**Directions:**
In your copy, leave out the pictures; write out all the data exactly.

◇ ◇ ◇

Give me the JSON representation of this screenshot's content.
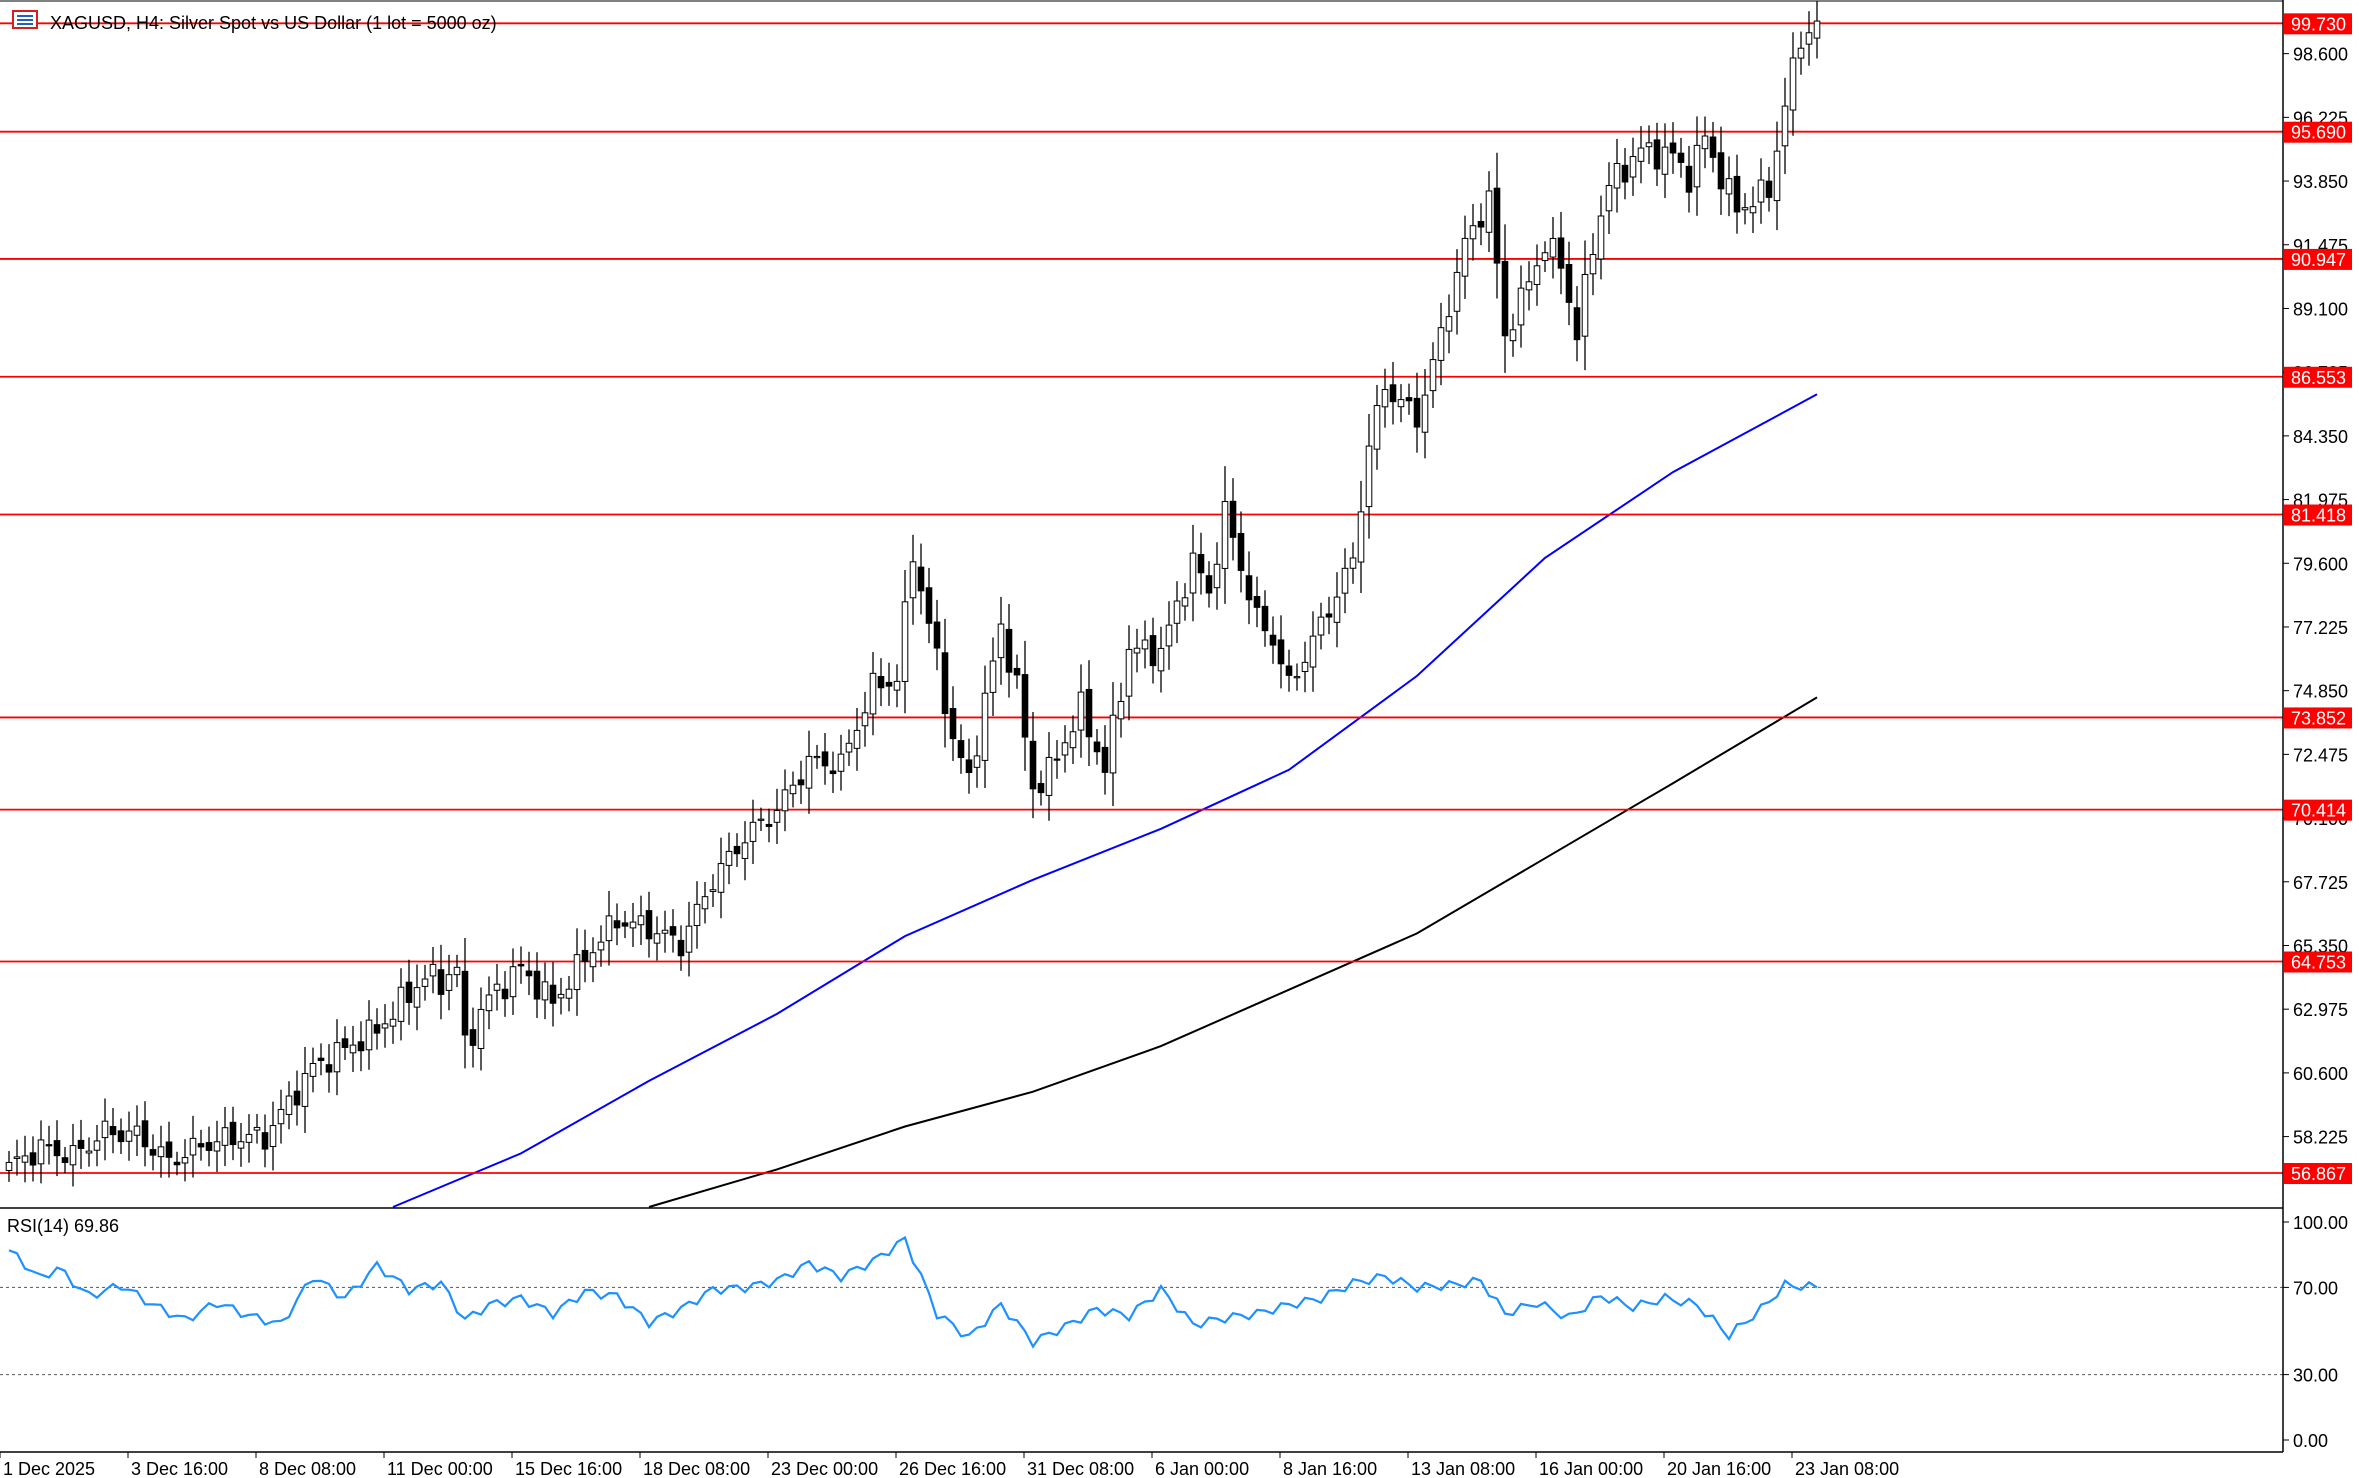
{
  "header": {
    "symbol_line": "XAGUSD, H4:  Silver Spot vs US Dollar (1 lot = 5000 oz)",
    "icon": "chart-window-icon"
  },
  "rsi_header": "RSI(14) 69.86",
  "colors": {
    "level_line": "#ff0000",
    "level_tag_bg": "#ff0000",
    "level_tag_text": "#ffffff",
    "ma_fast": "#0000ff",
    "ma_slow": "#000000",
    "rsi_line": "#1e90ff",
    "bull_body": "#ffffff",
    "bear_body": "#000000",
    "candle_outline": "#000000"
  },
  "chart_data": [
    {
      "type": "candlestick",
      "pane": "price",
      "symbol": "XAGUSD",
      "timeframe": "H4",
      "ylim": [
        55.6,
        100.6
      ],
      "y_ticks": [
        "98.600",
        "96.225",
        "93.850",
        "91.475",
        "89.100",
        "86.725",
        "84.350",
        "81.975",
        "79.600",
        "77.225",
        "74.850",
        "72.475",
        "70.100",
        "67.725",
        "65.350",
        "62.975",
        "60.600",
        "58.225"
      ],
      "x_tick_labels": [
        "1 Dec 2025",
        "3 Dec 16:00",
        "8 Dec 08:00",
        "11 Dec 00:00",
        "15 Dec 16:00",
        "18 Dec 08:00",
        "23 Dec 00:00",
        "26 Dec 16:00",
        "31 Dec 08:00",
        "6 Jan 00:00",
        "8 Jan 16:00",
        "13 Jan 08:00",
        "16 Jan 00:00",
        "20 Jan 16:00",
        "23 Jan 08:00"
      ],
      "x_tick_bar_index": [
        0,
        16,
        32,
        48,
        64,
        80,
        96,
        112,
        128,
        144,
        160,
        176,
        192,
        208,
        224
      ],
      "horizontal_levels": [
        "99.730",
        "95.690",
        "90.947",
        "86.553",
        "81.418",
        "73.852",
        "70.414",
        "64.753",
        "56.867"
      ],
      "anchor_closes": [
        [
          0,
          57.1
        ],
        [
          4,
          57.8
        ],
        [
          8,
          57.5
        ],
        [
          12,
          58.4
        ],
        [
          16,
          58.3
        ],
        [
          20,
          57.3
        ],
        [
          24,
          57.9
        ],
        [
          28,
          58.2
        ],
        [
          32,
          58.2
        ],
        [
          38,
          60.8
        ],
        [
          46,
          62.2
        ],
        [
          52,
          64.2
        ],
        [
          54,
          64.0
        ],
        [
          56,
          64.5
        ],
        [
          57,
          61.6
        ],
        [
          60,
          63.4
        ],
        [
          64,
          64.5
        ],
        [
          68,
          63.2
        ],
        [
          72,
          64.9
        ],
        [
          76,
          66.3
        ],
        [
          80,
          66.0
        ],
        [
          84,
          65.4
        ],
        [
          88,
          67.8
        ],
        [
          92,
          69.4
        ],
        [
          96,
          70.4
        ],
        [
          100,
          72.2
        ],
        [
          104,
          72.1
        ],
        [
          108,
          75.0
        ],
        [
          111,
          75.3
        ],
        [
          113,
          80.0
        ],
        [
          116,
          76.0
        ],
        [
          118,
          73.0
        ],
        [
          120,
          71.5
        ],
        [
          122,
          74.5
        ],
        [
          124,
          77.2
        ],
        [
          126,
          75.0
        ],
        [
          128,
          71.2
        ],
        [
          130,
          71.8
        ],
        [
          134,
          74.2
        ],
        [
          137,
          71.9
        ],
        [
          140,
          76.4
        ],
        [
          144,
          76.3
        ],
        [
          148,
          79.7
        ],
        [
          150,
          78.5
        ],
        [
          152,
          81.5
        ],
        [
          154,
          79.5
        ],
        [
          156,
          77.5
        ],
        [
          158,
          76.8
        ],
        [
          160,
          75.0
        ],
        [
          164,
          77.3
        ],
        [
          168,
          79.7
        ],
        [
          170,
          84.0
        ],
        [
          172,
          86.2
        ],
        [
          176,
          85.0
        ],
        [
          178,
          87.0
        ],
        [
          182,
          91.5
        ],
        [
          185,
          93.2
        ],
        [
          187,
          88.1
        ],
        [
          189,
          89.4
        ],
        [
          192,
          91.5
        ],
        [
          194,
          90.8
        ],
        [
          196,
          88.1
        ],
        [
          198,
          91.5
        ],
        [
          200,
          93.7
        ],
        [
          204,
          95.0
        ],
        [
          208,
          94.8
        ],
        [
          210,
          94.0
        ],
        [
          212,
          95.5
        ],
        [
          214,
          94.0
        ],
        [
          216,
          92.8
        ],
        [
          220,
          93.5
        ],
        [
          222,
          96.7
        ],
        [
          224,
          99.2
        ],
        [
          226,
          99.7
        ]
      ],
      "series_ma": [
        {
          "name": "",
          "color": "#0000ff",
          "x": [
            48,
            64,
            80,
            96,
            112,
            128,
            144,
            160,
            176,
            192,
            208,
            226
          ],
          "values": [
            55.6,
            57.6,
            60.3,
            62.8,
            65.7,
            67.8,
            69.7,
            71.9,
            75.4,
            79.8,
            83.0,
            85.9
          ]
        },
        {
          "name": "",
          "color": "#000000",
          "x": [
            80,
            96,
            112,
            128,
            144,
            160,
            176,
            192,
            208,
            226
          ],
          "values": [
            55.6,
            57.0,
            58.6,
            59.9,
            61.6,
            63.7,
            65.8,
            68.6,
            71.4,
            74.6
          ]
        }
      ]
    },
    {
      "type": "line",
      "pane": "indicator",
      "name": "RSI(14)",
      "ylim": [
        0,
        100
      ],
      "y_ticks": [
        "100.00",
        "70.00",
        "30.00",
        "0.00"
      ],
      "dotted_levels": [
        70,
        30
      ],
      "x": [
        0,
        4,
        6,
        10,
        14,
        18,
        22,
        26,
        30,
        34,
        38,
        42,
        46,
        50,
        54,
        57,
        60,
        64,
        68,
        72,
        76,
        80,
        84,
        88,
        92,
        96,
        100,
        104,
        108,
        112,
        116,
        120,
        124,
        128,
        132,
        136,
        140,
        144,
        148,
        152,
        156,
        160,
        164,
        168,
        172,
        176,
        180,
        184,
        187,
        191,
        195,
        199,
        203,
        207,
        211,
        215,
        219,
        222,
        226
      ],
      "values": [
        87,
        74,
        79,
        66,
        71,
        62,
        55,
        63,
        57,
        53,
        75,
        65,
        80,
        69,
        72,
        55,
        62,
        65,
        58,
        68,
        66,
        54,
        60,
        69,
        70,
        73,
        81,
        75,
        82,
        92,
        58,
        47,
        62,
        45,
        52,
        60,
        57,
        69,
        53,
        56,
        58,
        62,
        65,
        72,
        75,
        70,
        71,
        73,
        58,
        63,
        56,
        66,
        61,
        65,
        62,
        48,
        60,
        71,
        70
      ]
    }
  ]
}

◇ ◇ ◇

**Result of this exercise:**
Give me the JSON representation of this screenshot's content.
{
  "header": {
    "symbol_line": "XAGUSD, H4:  Silver Spot vs US Dollar (1 lot = 5000 oz)",
    "icon": "chart-window-icon"
  },
  "rsi_header": "RSI(14) 69.86",
  "colors": {
    "level_line": "#ff0000",
    "level_tag_bg": "#ff0000",
    "level_tag_text": "#ffffff",
    "ma_fast": "#0000ff",
    "ma_slow": "#000000",
    "rsi_line": "#1e90ff",
    "bull_body": "#ffffff",
    "bear_body": "#000000",
    "candle_outline": "#000000"
  },
  "chart_data": [
    {
      "type": "candlestick",
      "pane": "price",
      "symbol": "XAGUSD",
      "timeframe": "H4",
      "ylim": [
        55.6,
        100.6
      ],
      "y_ticks": [
        "98.600",
        "96.225",
        "93.850",
        "91.475",
        "89.100",
        "86.725",
        "84.350",
        "81.975",
        "79.600",
        "77.225",
        "74.850",
        "72.475",
        "70.100",
        "67.725",
        "65.350",
        "62.975",
        "60.600",
        "58.225"
      ],
      "x_tick_labels": [
        "1 Dec 2025",
        "3 Dec 16:00",
        "8 Dec 08:00",
        "11 Dec 00:00",
        "15 Dec 16:00",
        "18 Dec 08:00",
        "23 Dec 00:00",
        "26 Dec 16:00",
        "31 Dec 08:00",
        "6 Jan 00:00",
        "8 Jan 16:00",
        "13 Jan 08:00",
        "16 Jan 00:00",
        "20 Jan 16:00",
        "23 Jan 08:00"
      ],
      "x_tick_bar_index": [
        0,
        16,
        32,
        48,
        64,
        80,
        96,
        112,
        128,
        144,
        160,
        176,
        192,
        208,
        224
      ],
      "horizontal_levels": [
        "99.730",
        "95.690",
        "90.947",
        "86.553",
        "81.418",
        "73.852",
        "70.414",
        "64.753",
        "56.867"
      ],
      "anchor_closes": [
        [
          0,
          57.1
        ],
        [
          4,
          57.8
        ],
        [
          8,
          57.5
        ],
        [
          12,
          58.4
        ],
        [
          16,
          58.3
        ],
        [
          20,
          57.3
        ],
        [
          24,
          57.9
        ],
        [
          28,
          58.2
        ],
        [
          32,
          58.2
        ],
        [
          38,
          60.8
        ],
        [
          46,
          62.2
        ],
        [
          52,
          64.2
        ],
        [
          54,
          64.0
        ],
        [
          56,
          64.5
        ],
        [
          57,
          61.6
        ],
        [
          60,
          63.4
        ],
        [
          64,
          64.5
        ],
        [
          68,
          63.2
        ],
        [
          72,
          64.9
        ],
        [
          76,
          66.3
        ],
        [
          80,
          66.0
        ],
        [
          84,
          65.4
        ],
        [
          88,
          67.8
        ],
        [
          92,
          69.4
        ],
        [
          96,
          70.4
        ],
        [
          100,
          72.2
        ],
        [
          104,
          72.1
        ],
        [
          108,
          75.0
        ],
        [
          111,
          75.3
        ],
        [
          113,
          80.0
        ],
        [
          116,
          76.0
        ],
        [
          118,
          73.0
        ],
        [
          120,
          71.5
        ],
        [
          122,
          74.5
        ],
        [
          124,
          77.2
        ],
        [
          126,
          75.0
        ],
        [
          128,
          71.2
        ],
        [
          130,
          71.8
        ],
        [
          134,
          74.2
        ],
        [
          137,
          71.9
        ],
        [
          140,
          76.4
        ],
        [
          144,
          76.3
        ],
        [
          148,
          79.7
        ],
        [
          150,
          78.5
        ],
        [
          152,
          81.5
        ],
        [
          154,
          79.5
        ],
        [
          156,
          77.5
        ],
        [
          158,
          76.8
        ],
        [
          160,
          75.0
        ],
        [
          164,
          77.3
        ],
        [
          168,
          79.7
        ],
        [
          170,
          84.0
        ],
        [
          172,
          86.2
        ],
        [
          176,
          85.0
        ],
        [
          178,
          87.0
        ],
        [
          182,
          91.5
        ],
        [
          185,
          93.2
        ],
        [
          187,
          88.1
        ],
        [
          189,
          89.4
        ],
        [
          192,
          91.5
        ],
        [
          194,
          90.8
        ],
        [
          196,
          88.1
        ],
        [
          198,
          91.5
        ],
        [
          200,
          93.7
        ],
        [
          204,
          95.0
        ],
        [
          208,
          94.8
        ],
        [
          210,
          94.0
        ],
        [
          212,
          95.5
        ],
        [
          214,
          94.0
        ],
        [
          216,
          92.8
        ],
        [
          220,
          93.5
        ],
        [
          222,
          96.7
        ],
        [
          224,
          99.2
        ],
        [
          226,
          99.7
        ]
      ],
      "series_ma": [
        {
          "name": "",
          "color": "#0000ff",
          "x": [
            48,
            64,
            80,
            96,
            112,
            128,
            144,
            160,
            176,
            192,
            208,
            226
          ],
          "values": [
            55.6,
            57.6,
            60.3,
            62.8,
            65.7,
            67.8,
            69.7,
            71.9,
            75.4,
            79.8,
            83.0,
            85.9
          ]
        },
        {
          "name": "",
          "color": "#000000",
          "x": [
            80,
            96,
            112,
            128,
            144,
            160,
            176,
            192,
            208,
            226
          ],
          "values": [
            55.6,
            57.0,
            58.6,
            59.9,
            61.6,
            63.7,
            65.8,
            68.6,
            71.4,
            74.6
          ]
        }
      ]
    },
    {
      "type": "line",
      "pane": "indicator",
      "name": "RSI(14)",
      "ylim": [
        0,
        100
      ],
      "y_ticks": [
        "100.00",
        "70.00",
        "30.00",
        "0.00"
      ],
      "dotted_levels": [
        70,
        30
      ],
      "x": [
        0,
        4,
        6,
        10,
        14,
        18,
        22,
        26,
        30,
        34,
        38,
        42,
        46,
        50,
        54,
        57,
        60,
        64,
        68,
        72,
        76,
        80,
        84,
        88,
        92,
        96,
        100,
        104,
        108,
        112,
        116,
        120,
        124,
        128,
        132,
        136,
        140,
        144,
        148,
        152,
        156,
        160,
        164,
        168,
        172,
        176,
        180,
        184,
        187,
        191,
        195,
        199,
        203,
        207,
        211,
        215,
        219,
        222,
        226
      ],
      "values": [
        87,
        74,
        79,
        66,
        71,
        62,
        55,
        63,
        57,
        53,
        75,
        65,
        80,
        69,
        72,
        55,
        62,
        65,
        58,
        68,
        66,
        54,
        60,
        69,
        70,
        73,
        81,
        75,
        82,
        92,
        58,
        47,
        62,
        45,
        52,
        60,
        57,
        69,
        53,
        56,
        58,
        62,
        65,
        72,
        75,
        70,
        71,
        73,
        58,
        63,
        56,
        66,
        61,
        65,
        62,
        48,
        60,
        71,
        70
      ]
    }
  ]
}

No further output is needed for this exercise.